-- Input material start --
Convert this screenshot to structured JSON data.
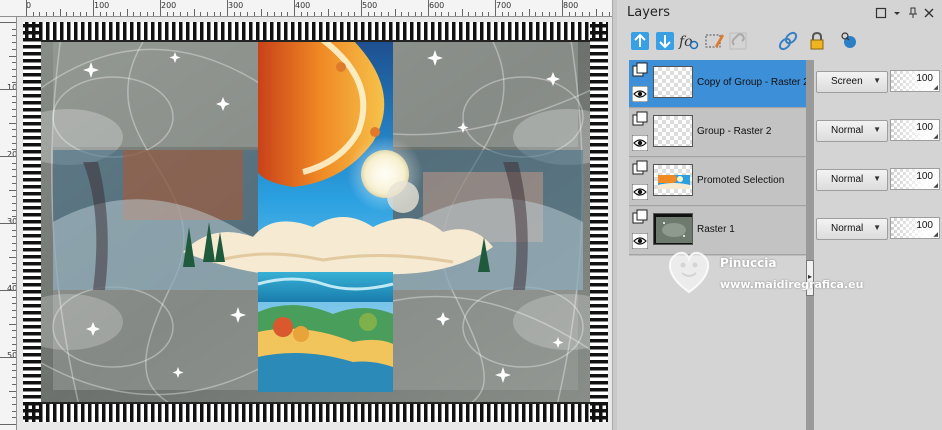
{
  "ruler_top": {
    "labels": [
      "0",
      "100",
      "200",
      "300",
      "400",
      "500",
      "600",
      "700",
      "800"
    ]
  },
  "ruler_left": {
    "labels": [
      "100",
      "200",
      "300",
      "400",
      "500"
    ]
  },
  "layers_panel": {
    "title": "Layers",
    "title_buttons": [
      "maximize-icon",
      "dropdown-icon",
      "pin-icon",
      "close-icon"
    ],
    "toolbar": [
      "new-raster-layer-icon",
      "new-vector-layer-icon",
      "new-art-media-layer-icon",
      "edit-selection-icon",
      "link-layer-icon",
      "chain-icon",
      "lock-icon",
      "mask-icon"
    ],
    "layers": [
      {
        "name": "Copy of Group - Raster 2",
        "blend_mode": "Screen",
        "opacity": "100",
        "selected": true,
        "visible": true
      },
      {
        "name": "Group - Raster 2",
        "blend_mode": "Normal",
        "opacity": "100",
        "selected": false,
        "visible": true
      },
      {
        "name": "Promoted Selection",
        "blend_mode": "Normal",
        "opacity": "100",
        "selected": false,
        "visible": true
      },
      {
        "name": "Raster 1",
        "blend_mode": "Normal",
        "opacity": "100",
        "selected": false,
        "visible": true
      }
    ]
  },
  "watermark": {
    "name": "Pinuccia",
    "site": "www.maidiregrafica.eu"
  },
  "colors": {
    "selected_row": "#3d8fd8",
    "panel_bg": "#d4d4d4",
    "canvas_bg": "#7a7f7a"
  }
}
-- Input material end --
## Directions
From the data, list each line in which the string "icon" appears.

## Full solution
      "maximize-icon",
      "dropdown-icon",
      "pin-icon",
      "close-icon"
      "new-raster-layer-icon",
      "new-vector-layer-icon",
      "new-art-media-layer-icon",
      "edit-selection-icon",
      "link-layer-icon",
      "chain-icon",
      "lock-icon",
      "mask-icon"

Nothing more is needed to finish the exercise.